• Items:
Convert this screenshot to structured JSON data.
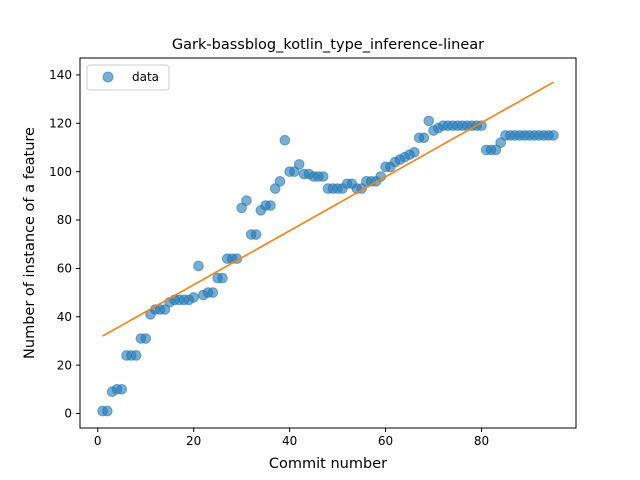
{
  "chart_data": {
    "type": "scatter",
    "title": "Gark-bassblog_kotlin_type_inference-linear",
    "xlabel": "Commit number",
    "ylabel": "Number of instance of a feature",
    "xlim": [
      -3.7,
      99.7
    ],
    "ylim": [
      -6,
      147
    ],
    "xticks": [
      0,
      20,
      40,
      60,
      80
    ],
    "yticks": [
      0,
      20,
      40,
      60,
      80,
      100,
      120,
      140
    ],
    "grid": false,
    "legend": {
      "placement": "upper-left",
      "entries": [
        "data"
      ]
    },
    "colors": {
      "points": "#1f77b4",
      "fit_line": "#ff7f0e"
    },
    "series": [
      {
        "name": "data",
        "kind": "scatter",
        "x": [
          1,
          2,
          3,
          4,
          5,
          6,
          7,
          8,
          9,
          10,
          11,
          12,
          13,
          14,
          15,
          16,
          17,
          18,
          19,
          20,
          21,
          22,
          23,
          24,
          25,
          26,
          27,
          28,
          29,
          30,
          31,
          32,
          33,
          34,
          35,
          36,
          37,
          38,
          39,
          40,
          41,
          42,
          43,
          44,
          45,
          46,
          47,
          48,
          49,
          50,
          51,
          52,
          53,
          54,
          55,
          56,
          57,
          58,
          59,
          60,
          61,
          62,
          63,
          64,
          65,
          66,
          67,
          68,
          69,
          70,
          71,
          72,
          73,
          74,
          75,
          76,
          77,
          78,
          79,
          80,
          81,
          82,
          83,
          84,
          85,
          86,
          87,
          88,
          89,
          90,
          91,
          92,
          93,
          94,
          95
        ],
        "y": [
          1,
          1,
          9,
          10,
          10,
          24,
          24,
          24,
          31,
          31,
          41,
          43,
          43,
          43,
          46,
          47,
          47,
          47,
          47,
          48,
          61,
          49,
          50,
          50,
          56,
          56,
          64,
          64,
          64,
          85,
          88,
          74,
          74,
          84,
          86,
          86,
          93,
          96,
          113,
          100,
          100,
          103,
          99,
          99,
          98,
          98,
          98,
          93,
          93,
          93,
          93,
          95,
          95,
          93,
          93,
          96,
          96,
          96,
          98,
          102,
          102,
          104,
          105,
          106,
          107,
          108,
          114,
          114,
          121,
          117,
          118,
          119,
          119,
          119,
          119,
          119,
          119,
          119,
          119,
          119,
          109,
          109,
          109,
          112,
          115,
          115,
          115,
          115,
          115,
          115,
          115,
          115,
          115,
          115,
          115
        ]
      },
      {
        "name": "",
        "kind": "line",
        "x": [
          1,
          95
        ],
        "y": [
          32,
          137
        ]
      }
    ]
  }
}
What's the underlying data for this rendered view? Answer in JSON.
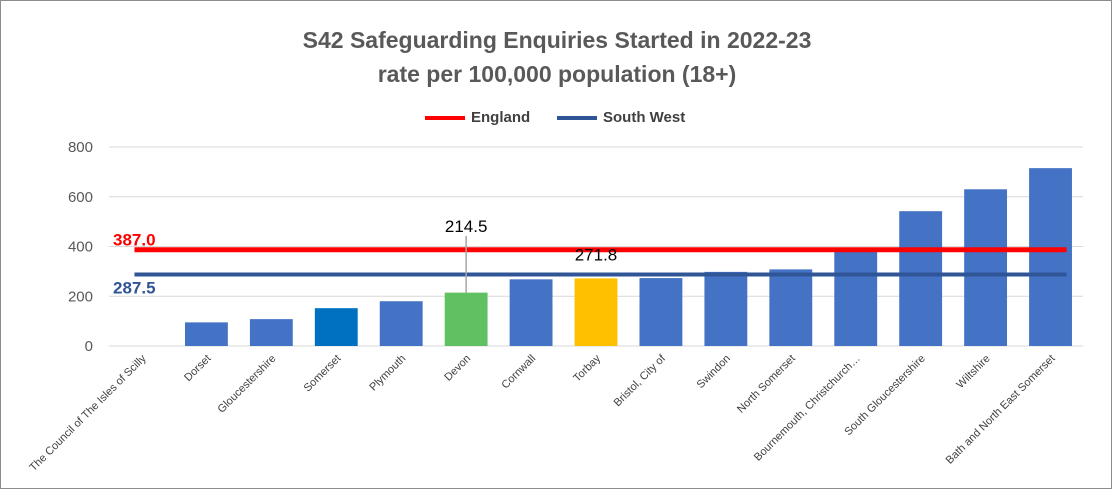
{
  "chart_data": {
    "type": "bar",
    "title": "S42 Safeguarding Enquiries Started in 2022-23",
    "subtitle": "rate per 100,000 population (18+)",
    "categories": [
      "The Council of The Isles of Scilly",
      "Dorset",
      "Gloucestershire",
      "Somerset",
      "Plymouth",
      "Devon",
      "Cornwall",
      "Torbay",
      "Bristol, City of",
      "Swindon",
      "North Somerset",
      "Bournemouth, Christchurch…",
      "South Gloucestershire",
      "Wiltshire",
      "Bath and North East Somerset"
    ],
    "values": [
      0,
      95,
      108,
      152,
      180,
      214.5,
      268,
      271.8,
      273,
      298,
      308,
      387,
      542,
      630,
      715
    ],
    "bar_colors": [
      "#4472C4",
      "#4472C4",
      "#4472C4",
      "#0070C0",
      "#4472C4",
      "#5FC15F",
      "#4472C4",
      "#FFC000",
      "#4472C4",
      "#4472C4",
      "#4472C4",
      "#4472C4",
      "#4472C4",
      "#4472C4",
      "#4472C4"
    ],
    "data_labels": [
      {
        "category": "Devon",
        "text": "214.5"
      },
      {
        "category": "Torbay",
        "text": "271.8"
      }
    ],
    "reference_lines": [
      {
        "name": "England",
        "value": 387.0,
        "label": "387.0",
        "color": "#FF0000"
      },
      {
        "name": "South West",
        "value": 287.5,
        "label": "287.5",
        "color": "#2F5597"
      }
    ],
    "yticks": [
      "0",
      "200",
      "400",
      "600",
      "800"
    ],
    "ylim": [
      0,
      800
    ],
    "grid": true,
    "legend_position": "top"
  }
}
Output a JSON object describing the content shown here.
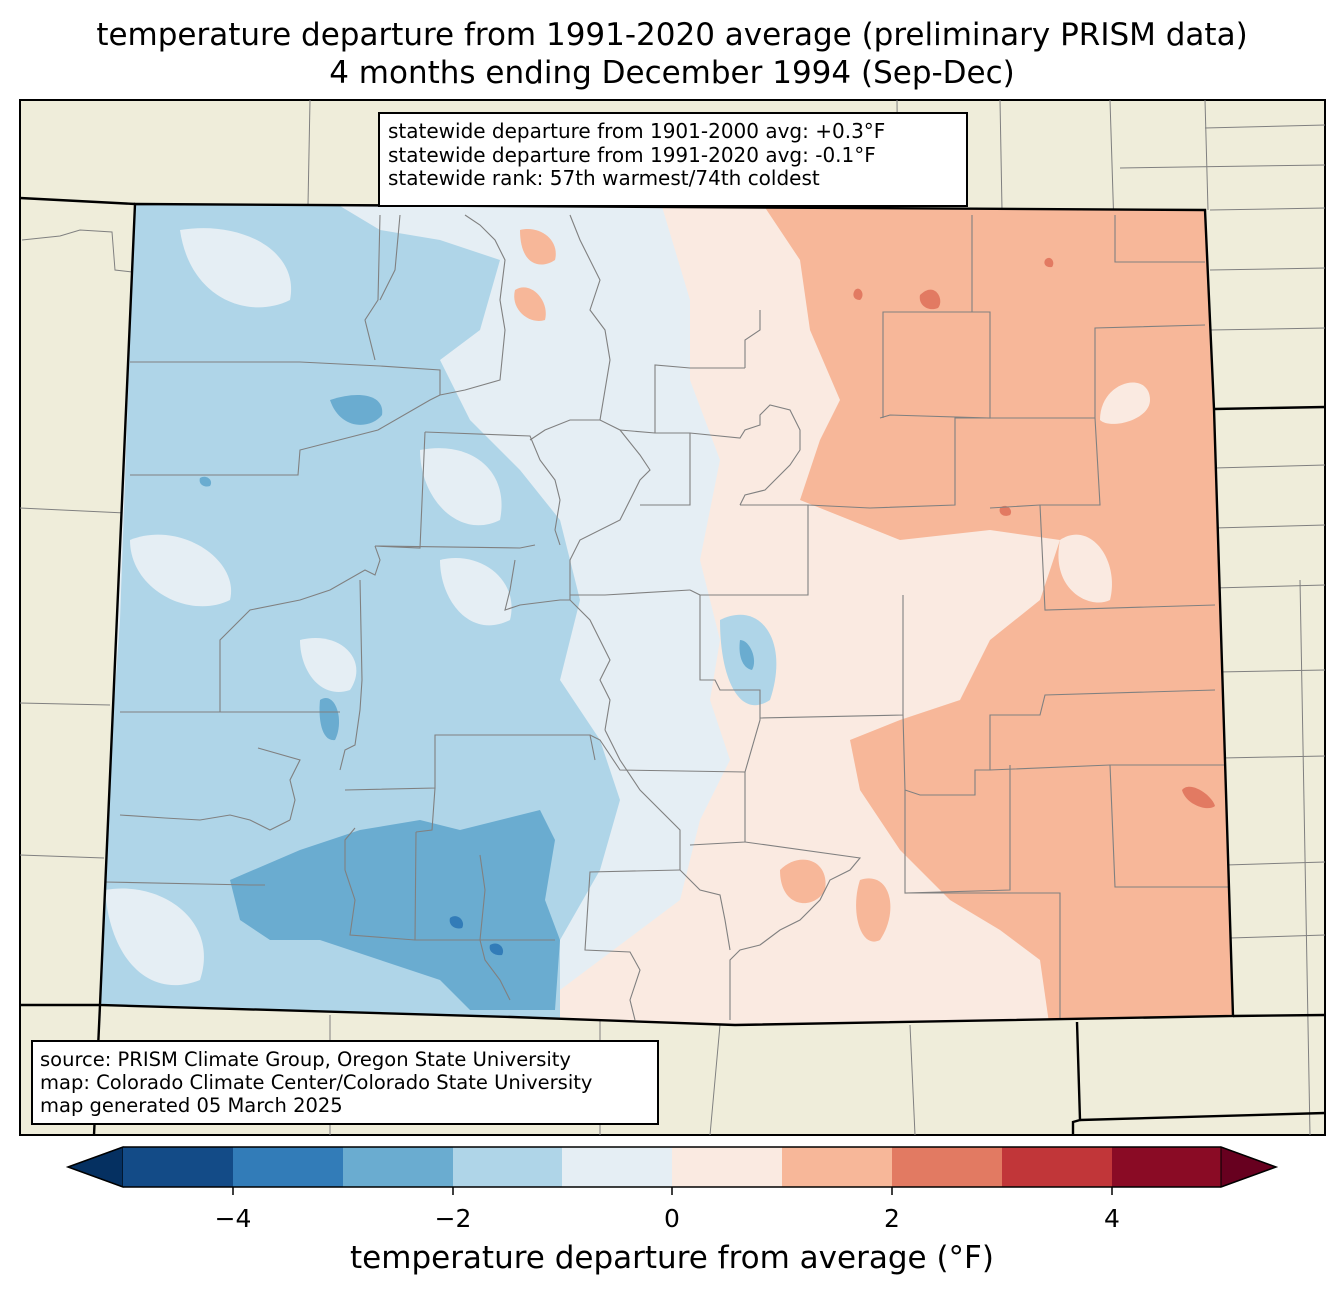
{
  "title": {
    "line1": "temperature departure from 1991-2020 average (preliminary PRISM data)",
    "line2": "4 months ending December 1994 (Sep-Dec)"
  },
  "stats": {
    "line1": "statewide departure from 1901-2000 avg: +0.3°F",
    "line2": "statewide departure from 1991-2020 avg: -0.1°F",
    "line3": "statewide rank: 57th warmest/74th coldest"
  },
  "source": {
    "line1": "source: PRISM Climate Group, Oregon State University",
    "line2": "map: Colorado Climate Center/Colorado State University",
    "line3": "map generated 05 March 2025"
  },
  "colorbar": {
    "label": "temperature departure from average (°F)",
    "ticks": [
      "−4",
      "−2",
      "0",
      "2",
      "4"
    ],
    "bins": [
      -5,
      -4,
      -3,
      -2,
      -1,
      0,
      1,
      2,
      3,
      4,
      5
    ],
    "colors": [
      "#053061",
      "#134b87",
      "#327cb8",
      "#6aacd0",
      "#afd5e8",
      "#e5eef4",
      "#faeae1",
      "#f7b799",
      "#e27a62",
      "#c13639",
      "#8a0b25",
      "#67001f"
    ]
  },
  "map_colors": {
    "land": "#efedda",
    "state_border": "#000000",
    "county_border": "#808080"
  }
}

• Problem description:
Copy every line above that holds the word "this".

• Solution to the exercise:
Convert this screenshot to structured JSON data.
What's the underlying data for this rendered view? Answer in JSON.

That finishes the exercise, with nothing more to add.